● Dataset entries

• • • •

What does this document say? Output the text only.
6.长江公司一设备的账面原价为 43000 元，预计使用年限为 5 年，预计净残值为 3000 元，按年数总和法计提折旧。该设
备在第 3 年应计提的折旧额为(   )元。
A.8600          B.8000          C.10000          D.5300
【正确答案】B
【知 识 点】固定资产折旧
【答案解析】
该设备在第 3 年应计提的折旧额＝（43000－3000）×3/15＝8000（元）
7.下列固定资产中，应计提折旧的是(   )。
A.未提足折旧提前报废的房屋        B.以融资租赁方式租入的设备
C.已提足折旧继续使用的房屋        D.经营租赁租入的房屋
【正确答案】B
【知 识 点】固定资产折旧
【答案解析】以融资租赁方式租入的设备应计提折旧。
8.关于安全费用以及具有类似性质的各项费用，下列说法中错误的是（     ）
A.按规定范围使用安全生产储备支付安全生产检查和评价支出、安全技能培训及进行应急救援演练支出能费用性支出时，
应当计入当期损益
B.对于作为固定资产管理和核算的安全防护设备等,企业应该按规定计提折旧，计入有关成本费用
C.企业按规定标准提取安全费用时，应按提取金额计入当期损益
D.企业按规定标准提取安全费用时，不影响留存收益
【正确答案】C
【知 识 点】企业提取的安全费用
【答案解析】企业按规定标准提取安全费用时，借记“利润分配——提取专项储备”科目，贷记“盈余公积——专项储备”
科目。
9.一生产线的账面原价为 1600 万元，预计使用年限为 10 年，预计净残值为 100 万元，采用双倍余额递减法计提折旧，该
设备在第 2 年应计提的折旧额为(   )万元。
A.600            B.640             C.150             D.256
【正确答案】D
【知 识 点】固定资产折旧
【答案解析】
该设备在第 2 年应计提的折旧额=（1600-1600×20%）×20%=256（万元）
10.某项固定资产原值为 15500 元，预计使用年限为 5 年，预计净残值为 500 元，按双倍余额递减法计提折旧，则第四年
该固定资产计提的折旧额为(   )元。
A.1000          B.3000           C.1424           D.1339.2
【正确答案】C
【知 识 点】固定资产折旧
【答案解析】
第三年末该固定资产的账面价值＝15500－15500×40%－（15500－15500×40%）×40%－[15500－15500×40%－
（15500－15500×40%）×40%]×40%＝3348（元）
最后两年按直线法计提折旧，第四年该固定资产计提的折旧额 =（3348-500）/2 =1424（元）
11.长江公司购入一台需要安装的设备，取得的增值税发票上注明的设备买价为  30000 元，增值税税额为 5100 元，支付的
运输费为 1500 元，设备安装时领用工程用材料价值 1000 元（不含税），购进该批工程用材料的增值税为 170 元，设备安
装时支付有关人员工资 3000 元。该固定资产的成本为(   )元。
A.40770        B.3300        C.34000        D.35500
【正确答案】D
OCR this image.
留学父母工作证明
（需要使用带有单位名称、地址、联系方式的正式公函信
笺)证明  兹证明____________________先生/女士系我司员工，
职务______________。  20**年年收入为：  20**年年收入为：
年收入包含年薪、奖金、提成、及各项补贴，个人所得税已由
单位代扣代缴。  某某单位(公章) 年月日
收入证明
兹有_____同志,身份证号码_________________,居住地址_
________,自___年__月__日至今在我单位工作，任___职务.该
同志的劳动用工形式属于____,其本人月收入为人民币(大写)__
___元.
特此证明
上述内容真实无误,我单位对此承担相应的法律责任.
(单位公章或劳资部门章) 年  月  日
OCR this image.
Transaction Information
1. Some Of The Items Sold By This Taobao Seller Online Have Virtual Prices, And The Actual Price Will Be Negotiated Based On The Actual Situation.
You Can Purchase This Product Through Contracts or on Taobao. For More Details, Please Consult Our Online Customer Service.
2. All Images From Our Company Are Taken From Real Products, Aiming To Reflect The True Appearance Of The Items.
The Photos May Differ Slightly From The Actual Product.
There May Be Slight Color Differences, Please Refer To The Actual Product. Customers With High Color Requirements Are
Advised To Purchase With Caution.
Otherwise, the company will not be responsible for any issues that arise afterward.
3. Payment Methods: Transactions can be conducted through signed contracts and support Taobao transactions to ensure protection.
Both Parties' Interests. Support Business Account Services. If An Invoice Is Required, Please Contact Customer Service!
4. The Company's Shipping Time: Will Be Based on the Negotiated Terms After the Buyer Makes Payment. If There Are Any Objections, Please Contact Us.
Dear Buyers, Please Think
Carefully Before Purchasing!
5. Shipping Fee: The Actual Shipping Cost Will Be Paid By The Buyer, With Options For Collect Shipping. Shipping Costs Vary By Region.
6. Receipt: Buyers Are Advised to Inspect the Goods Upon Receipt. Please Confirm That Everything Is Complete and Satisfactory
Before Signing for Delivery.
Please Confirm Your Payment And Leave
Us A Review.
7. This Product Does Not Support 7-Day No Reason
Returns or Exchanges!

• • • •

● REQUEST
Nothing should be changed: write out all of the data as is.

● WORKED ANSWER
What does this document say? Output the text only.
6.长江公司一设备的账面原价为 43000 元，预计使用年限为 5 年，预计净残值为 3000 元，按年数总和法计提折旧。该设
备在第 3 年应计提的折旧额为(   )元。
A.8600          B.8000          C.10000          D.5300
【正确答案】B
【知 识 点】固定资产折旧
【答案解析】
该设备在第 3 年应计提的折旧额＝（43000－3000）×3/15＝8000（元）
7.下列固定资产中，应计提折旧的是(   )。
A.未提足折旧提前报废的房屋        B.以融资租赁方式租入的设备
C.已提足折旧继续使用的房屋        D.经营租赁租入的房屋
【正确答案】B
【知 识 点】固定资产折旧
【答案解析】以融资租赁方式租入的设备应计提折旧。
8.关于安全费用以及具有类似性质的各项费用，下列说法中错误的是（     ）
A.按规定范围使用安全生产储备支付安全生产检查和评价支出、安全技能培训及进行应急救援演练支出能费用性支出时，
应当计入当期损益
B.对于作为固定资产管理和核算的安全防护设备等,企业应该按规定计提折旧，计入有关成本费用
C.企业按规定标准提取安全费用时，应按提取金额计入当期损益
D.企业按规定标准提取安全费用时，不影响留存收益
【正确答案】C
【知 识 点】企业提取的安全费用
【答案解析】企业按规定标准提取安全费用时，借记“利润分配——提取专项储备”科目，贷记“盈余公积——专项储备”
科目。
9.一生产线的账面原价为 1600 万元，预计使用年限为 10 年，预计净残值为 100 万元，采用双倍余额递减法计提折旧，该
设备在第 2 年应计提的折旧额为(   )万元。
A.600            B.640             C.150             D.256
【正确答案】D
【知 识 点】固定资产折旧
【答案解析】
该设备在第 2 年应计提的折旧额=（1600-1600×20%）×20%=256（万元）
10.某项固定资产原值为 15500 元，预计使用年限为 5 年，预计净残值为 500 元，按双倍余额递减法计提折旧，则第四年
该固定资产计提的折旧额为(   )元。
A.1000          B.3000           C.1424           D.1339.2
【正确答案】C
【知 识 点】固定资产折旧
【答案解析】
第三年末该固定资产的账面价值＝15500－15500×40%－（15500－15500×40%）×40%－[15500－15500×40%－
（15500－15500×40%）×40%]×40%＝3348（元）
最后两年按直线法计提折旧，第四年该固定资产计提的折旧额 =（3348-500）/2 =1424（元）
11.长江公司购入一台需要安装的设备，取得的增值税发票上注明的设备买价为  30000 元，增值税税额为 5100 元，支付的
运输费为 1500 元，设备安装时领用工程用材料价值 1000 元（不含税），购进该批工程用材料的增值税为 170 元，设备安
装时支付有关人员工资 3000 元。该固定资产的成本为(   )元。
A.40770        B.3300        C.34000        D.35500
【正确答案】D
OCR this image.
留学父母工作证明
（需要使用带有单位名称、地址、联系方式的正式公函信
笺)证明  兹证明____________________先生/女士系我司员工，
职务______________。  20**年年收入为：  20**年年收入为：
年收入包含年薪、奖金、提成、及各项补贴，个人所得税已由
单位代扣代缴。  某某单位(公章) 年月日
收入证明
兹有_____同志,身份证号码_________________,居住地址_
________,自___年__月__日至今在我单位工作，任___职务.该
同志的劳动用工形式属于____,其本人月收入为人民币(大写)__
___元.
特此证明
上述内容真实无误,我单位对此承担相应的法律责任.
(单位公章或劳资部门章) 年  月  日
OCR this image.
Transaction Information
1. Some Of The Items Sold By This Taobao Seller Online Have Virtual Prices, And The Actual Price Will Be Negotiated Based On The Actual Situation.
You Can Purchase This Product Through Contracts or on Taobao. For More Details, Please Consult Our Online Customer Service.
2. All Images From Our Company Are Taken From Real Products, Aiming To Reflect The True Appearance Of The Items.
The Photos May Differ Slightly From The Actual Product.
There May Be Slight Color Differences, Please Refer To The Actual Product. Customers With High Color Requirements Are
Advised To Purchase With Caution.
Otherwise, the company will not be responsible for any issues that arise afterward.
3. Payment Methods: Transactions can be conducted through signed contracts and support Taobao transactions to ensure protection.
Both Parties' Interests. Support Business Account Services. If An Invoice Is Required, Please Contact Customer Service!
4. The Company's Shipping Time: Will Be Based on the Negotiated Terms After the Buyer Makes Payment. If There Are Any Objections, Please Contact Us.
Dear Buyers, Please Think
Carefully Before Purchasing!
5. Shipping Fee: The Actual Shipping Cost Will Be Paid By The Buyer, With Options For Collect Shipping. Shipping Costs Vary By Region.
6. Receipt: Buyers Are Advised to Inspect the Goods Upon Receipt. Please Confirm That Everything Is Complete and Satisfactory
Before Signing for Delivery.
Please Confirm Your Payment And Leave
Us A Review.
7. This Product Does Not Support 7-Day No Reason
Returns or Exchanges!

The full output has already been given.